▶ PROBLEM DESCRIPTION: In the entries below, find the lines that contain the word "SO₄²" and copy them.

▶ INPUT FOR THIS TASK:
=-=-=

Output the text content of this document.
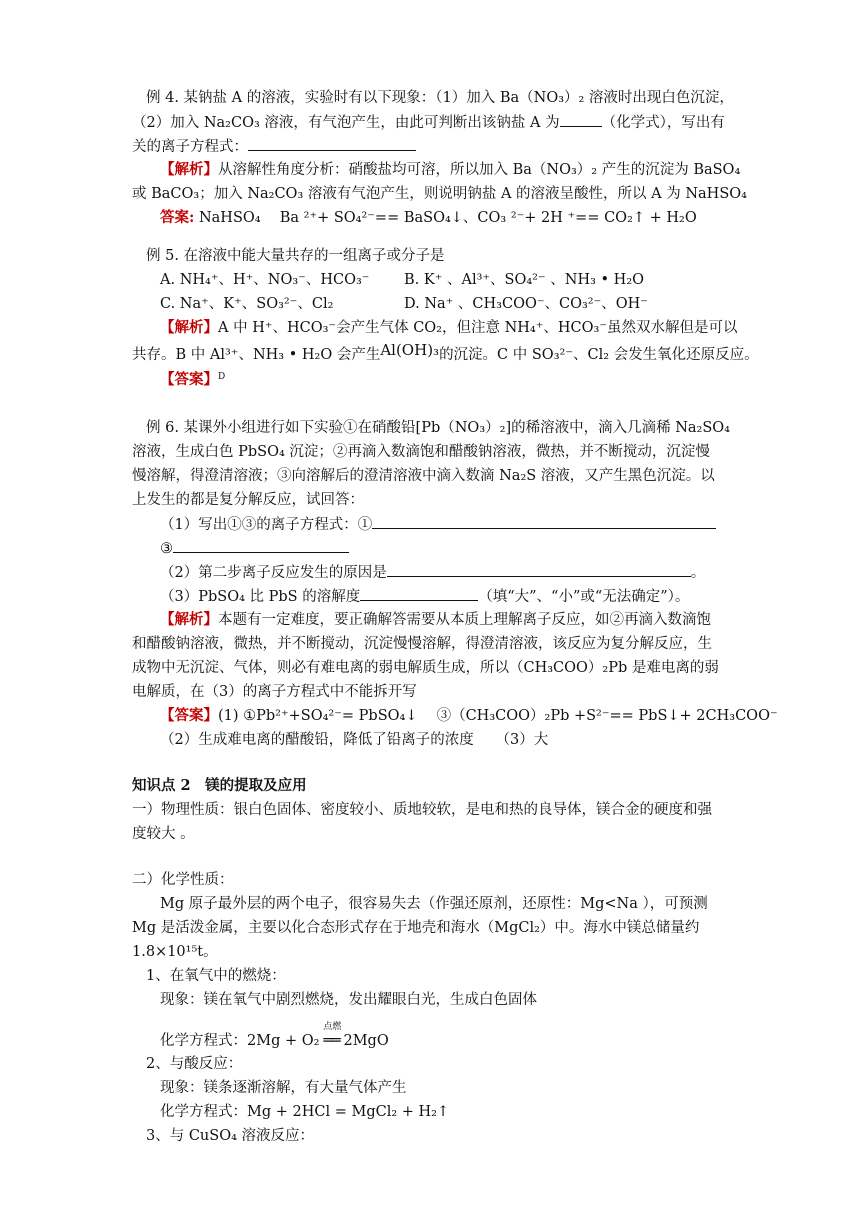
例 4. 某钠盐 A 的溶液，实验时有以下现象：（1）加入 Ba（NO₃）₂ 溶液时出现白色沉淀，
（2）加入 Na₂CO₃ 溶液，有气泡产生，由此可判断出该钠盐 A 为	（化学式），写出有
关的离子方程式：
【解析】从溶解性角度分析：硝酸盐均可溶，所以加入 Ba（NO₃）₂ 产生的沉淀为 BaSO₄
或 BaCO₃；加入 Na₂CO₃ 溶液有气泡产生，则说明钠盐 A 的溶液呈酸性，所以 A 为 NaHSO₄
答案: NaHSO₄　 Ba ²⁺+ SO₄²⁻== BaSO₄↓、CO₃ ²⁻+ 2H ⁺== CO₂↑ + H₂O
例 5. 在溶液中能大量共存的一组离子或分子是
A. NH₄⁺、H⁺、NO₃⁻、HCO₃⁻ B. K⁺ 、Al³⁺、SO₄²⁻ 、NH₃ • H₂O
C. Na⁺、K⁺、SO₃²⁻、Cl₂	D. Na⁺ 、CH₃COO⁻、CO₃²⁻、OH⁻
【解析】A 中 H⁺、HCO₃⁻会产生气体 CO₂，但注意 NH₄⁺、HCO₃⁻虽然双水解但是可以
共存。B 中 Al³⁺、NH₃ • H₂O 会产生Al(OH)₃的沉淀。C 中 SO₃²⁻、Cl₂ 会发生氧化还原反应。
【答案】$^D$
例 6. 某课外小组进行如下实验①在硝酸铅[Pb（NO₃）₂]的稀溶液中，滴入几滴稀 Na₂SO₄
溶液，生成白色 PbSO₄ 沉淀；②再滴入数滴饱和醋酸钠溶液，微热，并不断搅动，沉淀慢
慢溶解，得澄清溶液；③向溶解后的澄清溶液中滴入数滴 Na₂S 溶液，又产生黑色沉淀。以
上发生的都是复分解反应，试回答：
（1）写出①③的离子方程式：①
③
（2）第二步离子反应发生的原因是	。
（3）PbSO₄ 比 PbS 的溶解度	（填“大”、“小”或“无法确定”）。
【解析】本题有一定难度，要正确解答需要从本质上理解离子反应，如②再滴入数滴饱
和醋酸钠溶液，微热，并不断搅动，沉淀慢慢溶解，得澄清溶液，该反应为复分解反应，生
成物中无沉淀、气体，则必有难电离的弱电解质生成，所以（CH₃COO）₂Pb 是难电离的弱
电解质，在（3）的离子方程式中不能拆开写
【答案】(1) ①Pb²⁺+SO₄²⁻= PbSO₄↓　 ③（CH₃COO）₂Pb +S²⁻== PbS↓+ 2CH₃COO⁻
（2）生成难电离的醋酸铅，降低了铅离子的浓度　　（3）大
知识点 2　镁的提取及应用
一）物理性质：银白色固体、密度较小、质地较软，是电和热的良导体，镁合金的硬度和强
度较大 。
二）化学性质：
Mg 原子最外层的两个电子，很容易失去（作强还原剂，还原性：Mg<Na ），可预测
Mg 是活泼金属，主要以化合态形式存在于地壳和海水（MgCl₂）中。海水中镁总储量约
1.8×10¹⁵t。
1、在氧气中的燃烧：
现象：镁在氧气中剧烈燃烧，发出耀眼白光，生成白色固体
化学方程式：2Mg + O₂
点燃
══ 2MgO
2、与酸反应：
现象：镁条逐渐溶解，有大量气体产生
化学方程式：Mg + 2HCl = MgCl₂ + H₂↑
3、与 CuSO₄ 溶液反应：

=-=-=

▶ ANSWER FOR THE TASK:
答案: NaHSO₄　 Ba ²⁺+ SO₄²⁻== BaSO₄↓、CO₃ ²⁻+ 2H ⁺== CO₂↑ + H₂O
A. NH₄⁺、H⁺、NO₃⁻、HCO₃⁻ B. K⁺ 、Al³⁺、SO₄²⁻ 、NH₃ • H₂O
【答案】(1) ①Pb²⁺+SO₄²⁻= PbSO₄↓　 ③（CH₃COO）₂Pb +S²⁻== PbS↓+ 2CH₃COO⁻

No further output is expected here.